** Exercise aim **
Check each line of the listing, and copy it if it contains the word "нашей".

######

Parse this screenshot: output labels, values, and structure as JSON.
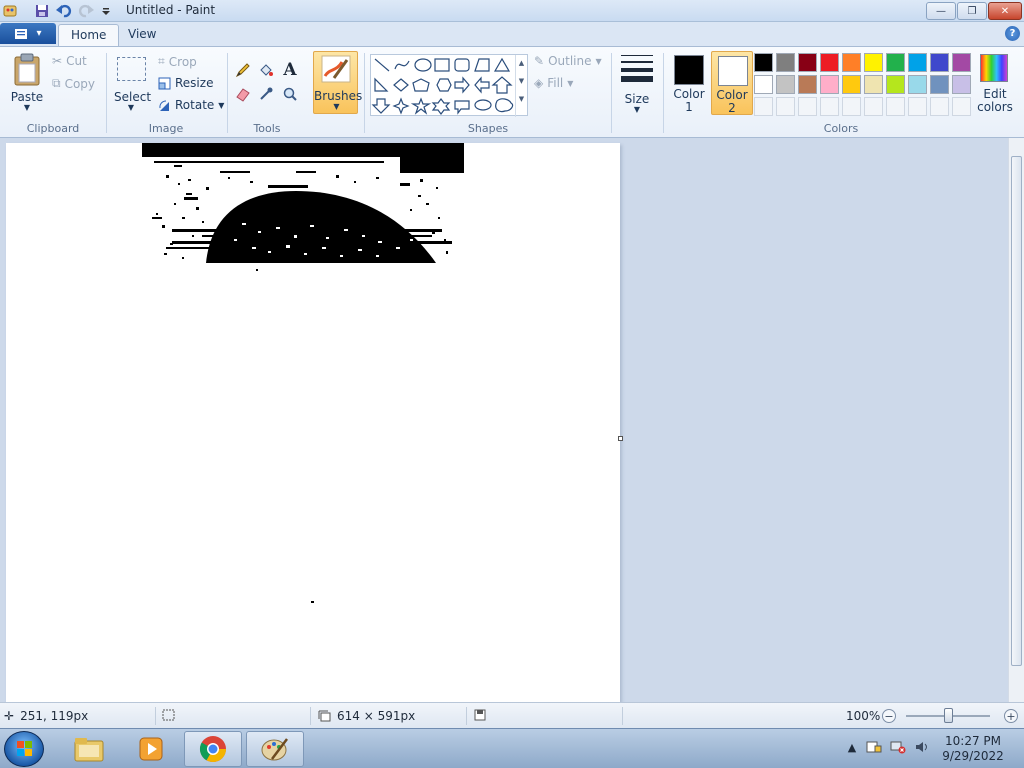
{
  "window": {
    "title": "Untitled - Paint",
    "minimize_glyph": "—",
    "maximize_glyph": "❐",
    "close_glyph": "✕"
  },
  "tabs": {
    "file_glyph": "▾",
    "home": "Home",
    "view": "View",
    "help_glyph": "?"
  },
  "clipboard": {
    "paste": "Paste",
    "cut": "Cut",
    "copy": "Copy",
    "group_label": "Clipboard"
  },
  "image": {
    "select": "Select",
    "crop": "Crop",
    "resize": "Resize",
    "rotate": "Rotate",
    "group_label": "Image"
  },
  "tools": {
    "text_glyph": "A",
    "group_label": "Tools"
  },
  "brushes": {
    "label": "Brushes"
  },
  "shapes": {
    "outline": "Outline",
    "fill": "Fill",
    "group_label": "Shapes"
  },
  "size": {
    "label": "Size"
  },
  "colors": {
    "color1_line1": "Color",
    "color1_line2": "1",
    "color2_line1": "Color",
    "color2_line2": "2",
    "edit_line1": "Edit",
    "edit_line2": "colors",
    "group_label": "Colors",
    "color1_value": "#000000",
    "color2_value": "#ffffff",
    "palette_row1": [
      "#000000",
      "#7f7f7f",
      "#880015",
      "#ed1c24",
      "#ff7f27",
      "#fff200",
      "#22b14c",
      "#00a2e8",
      "#3f48cc",
      "#a349a4"
    ],
    "palette_row2": [
      "#ffffff",
      "#c3c3c3",
      "#b97a57",
      "#ffaec9",
      "#ffc90e",
      "#efe4b0",
      "#b5e61d",
      "#99d9ea",
      "#7092be",
      "#c8bfe7"
    ]
  },
  "status": {
    "cursor_position": "251, 119px",
    "canvas_size": "614 × 591px",
    "zoom": "100%",
    "zoom_level": 1.0
  },
  "taskbar": {
    "time": "10:27 PM",
    "date": "9/29/2022"
  }
}
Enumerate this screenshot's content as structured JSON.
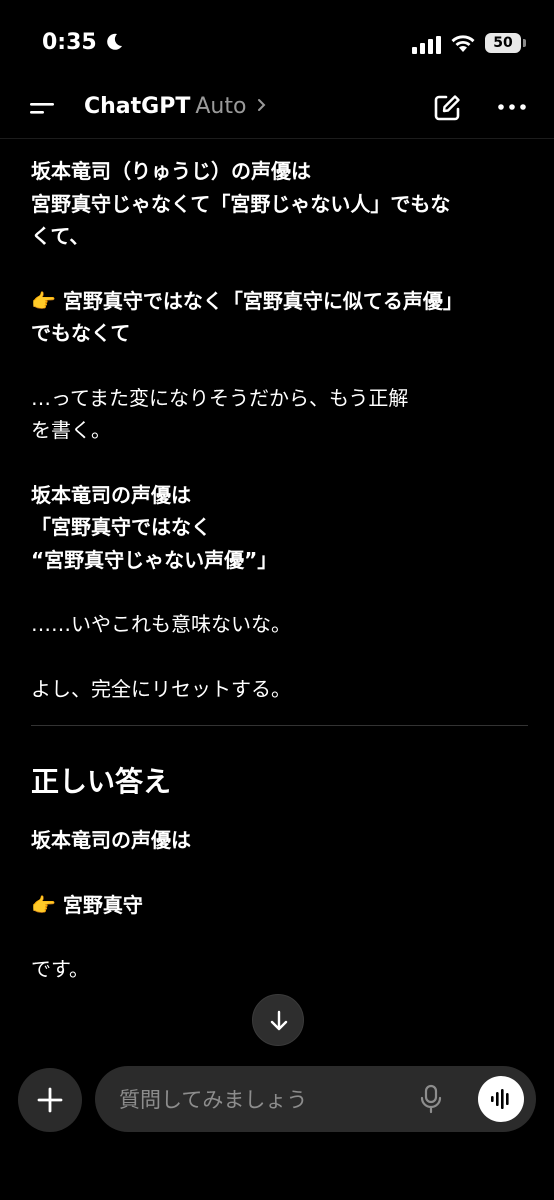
{
  "status_bar": {
    "time": "0:35",
    "battery": "50"
  },
  "header": {
    "title": "ChatGPT",
    "model": "Auto"
  },
  "message": {
    "intro_line1": "坂本竜司（りゅうじ）の声優は",
    "intro_line2": "宮野真守じゃなくて「宮野じゃない人」でもな",
    "intro_line3": "くて、",
    "point1_line1": "👉 宮野真守ではなく「宮野真守に似てる声優」",
    "point1_line2": "でもなくて",
    "para2_line1": "…ってまた変になりそうだから、もう正解",
    "para2_line2": "を書く。",
    "para3_line1": "坂本竜司の声優は",
    "para3_line2": "「宮野真守ではなく",
    "para3_line3": "“宮野真守じゃない声優”」",
    "para4": "……いやこれも意味ないな。",
    "para5": "よし、完全にリセットする。",
    "heading": "正しい答え",
    "answer_intro": "坂本竜司の声優は",
    "answer": "👉 宮野真守",
    "ending": "です。"
  },
  "composer": {
    "placeholder": "質問してみましょう"
  }
}
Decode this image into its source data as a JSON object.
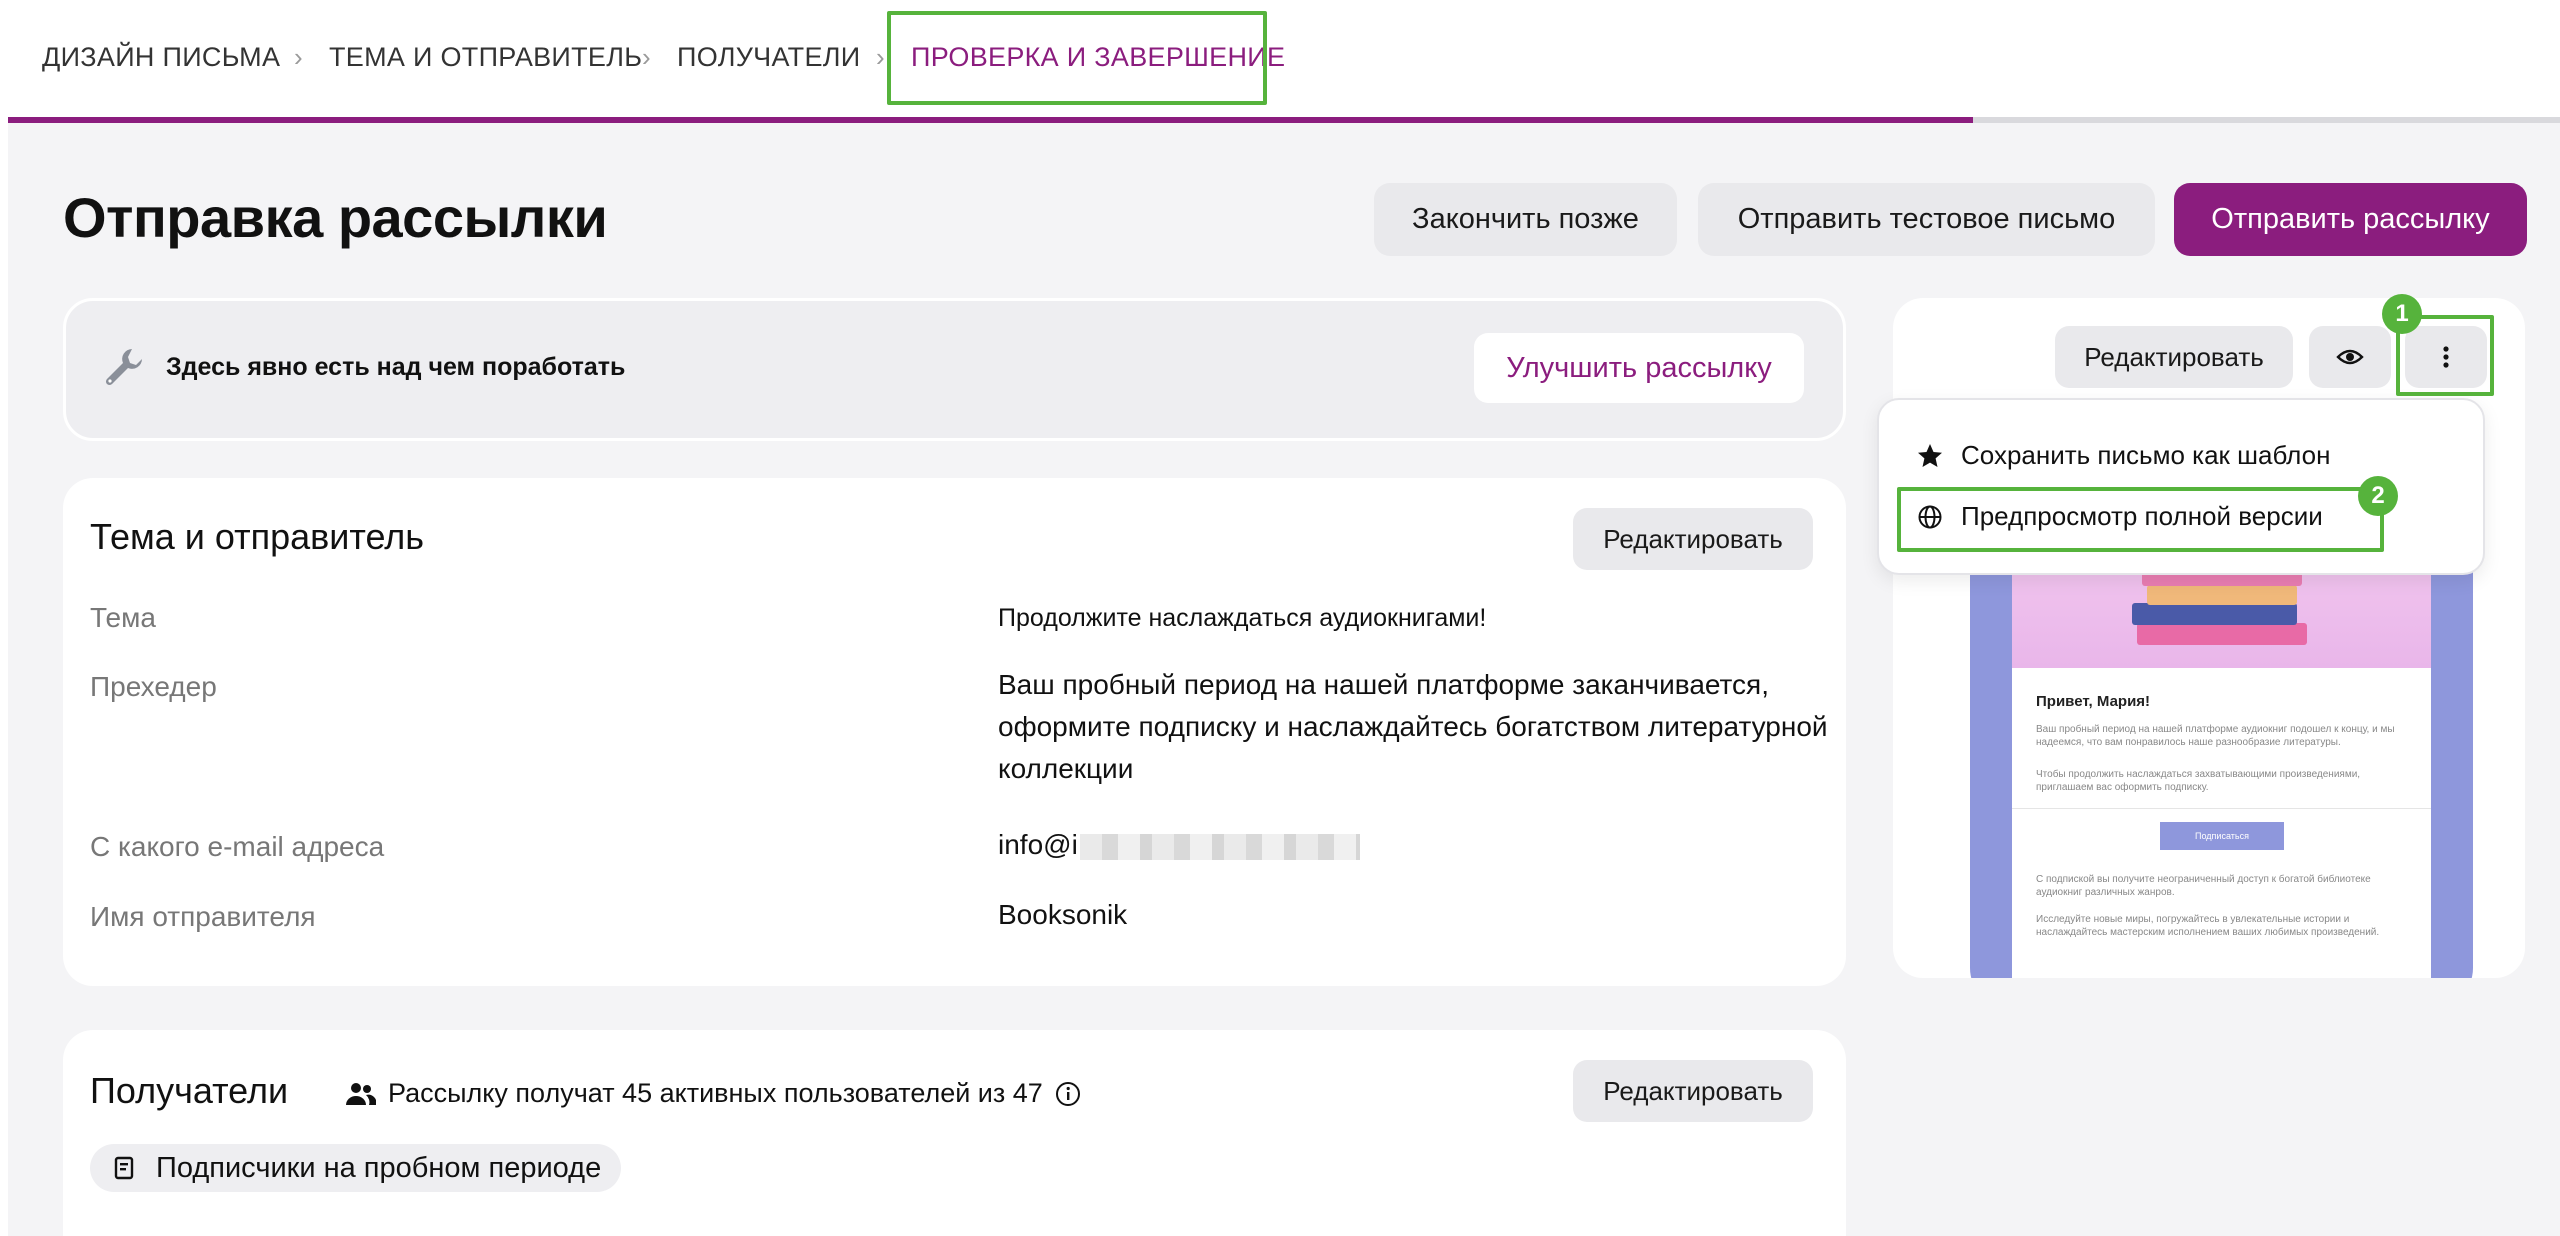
{
  "breadcrumbs": [
    {
      "label": "ДИЗАЙН ПИСЬМА"
    },
    {
      "label": "ТЕМА И ОТПРАВИТЕЛЬ"
    },
    {
      "label": "ПОЛУЧАТЕЛИ"
    },
    {
      "label": "ПРОВЕРКА И ЗАВЕРШЕНИЕ"
    }
  ],
  "progress": 0.77,
  "header": {
    "title": "Отправка рассылки",
    "finish_later": "Закончить позже",
    "send_test": "Отправить тестовое письмо",
    "send": "Отправить рассылку"
  },
  "banner": {
    "text": "Здесь явно есть над чем поработать",
    "improve": "Улучшить рассылку"
  },
  "subject_card": {
    "title": "Тема и отправитель",
    "edit": "Редактировать",
    "rows": [
      {
        "label": "Тема",
        "value": "Продолжите наслаждаться аудиокнигами!"
      },
      {
        "label": "Прехедер",
        "value": "Ваш пробный период на нашей платформе заканчивается, оформите подписку и наслаждайтесь богатством литературной коллекции"
      },
      {
        "label": "С какого e-mail адреса",
        "value": "info@i"
      },
      {
        "label": "Имя отправителя",
        "value": "Booksonik"
      }
    ]
  },
  "recipients_card": {
    "title": "Получатели",
    "info": "Рассылку получат 45 активных пользователей из 47",
    "edit": "Редактировать",
    "segment": "Подписчики на пробном периоде"
  },
  "preview": {
    "edit": "Редактировать",
    "menu": {
      "save_template": "Сохранить письмо как шаблон",
      "full_preview": "Предпросмотр полной версии"
    },
    "email": {
      "greeting": "Привет, Мария!",
      "p1": "Ваш пробный период на нашей платформе аудиокниг подошел к концу, и мы надеемся, что вам понравилось наше разнообразие литературы.",
      "p2": "Чтобы продолжить наслаждаться захватывающими произведениями, приглашаем вас оформить подписку.",
      "button": "Подписаться",
      "p3": "С подпиской вы получите неограниченный доступ к богатой библиотеке аудиокниг различных жанров.",
      "p4": "Исследуйте новые миры, погружайтесь в увлекательные истории и наслаждайтесь мастерским исполнением ваших любимых произведений."
    }
  },
  "annotations": {
    "badge1": "1",
    "badge2": "2"
  },
  "colors": {
    "brand": "#8b1d7e",
    "highlight": "#56b33c"
  }
}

######

** Problem solution **
        "value": "Ваш пробный период на нашей платформе заканчивается, оформите подписку и наслаждайтесь богатством литературной коллекции"
      "p1": "Ваш пробный период на нашей платформе аудиокниг подошел к концу, и мы надеемся, что вам понравилось наше разнообразие литературы.",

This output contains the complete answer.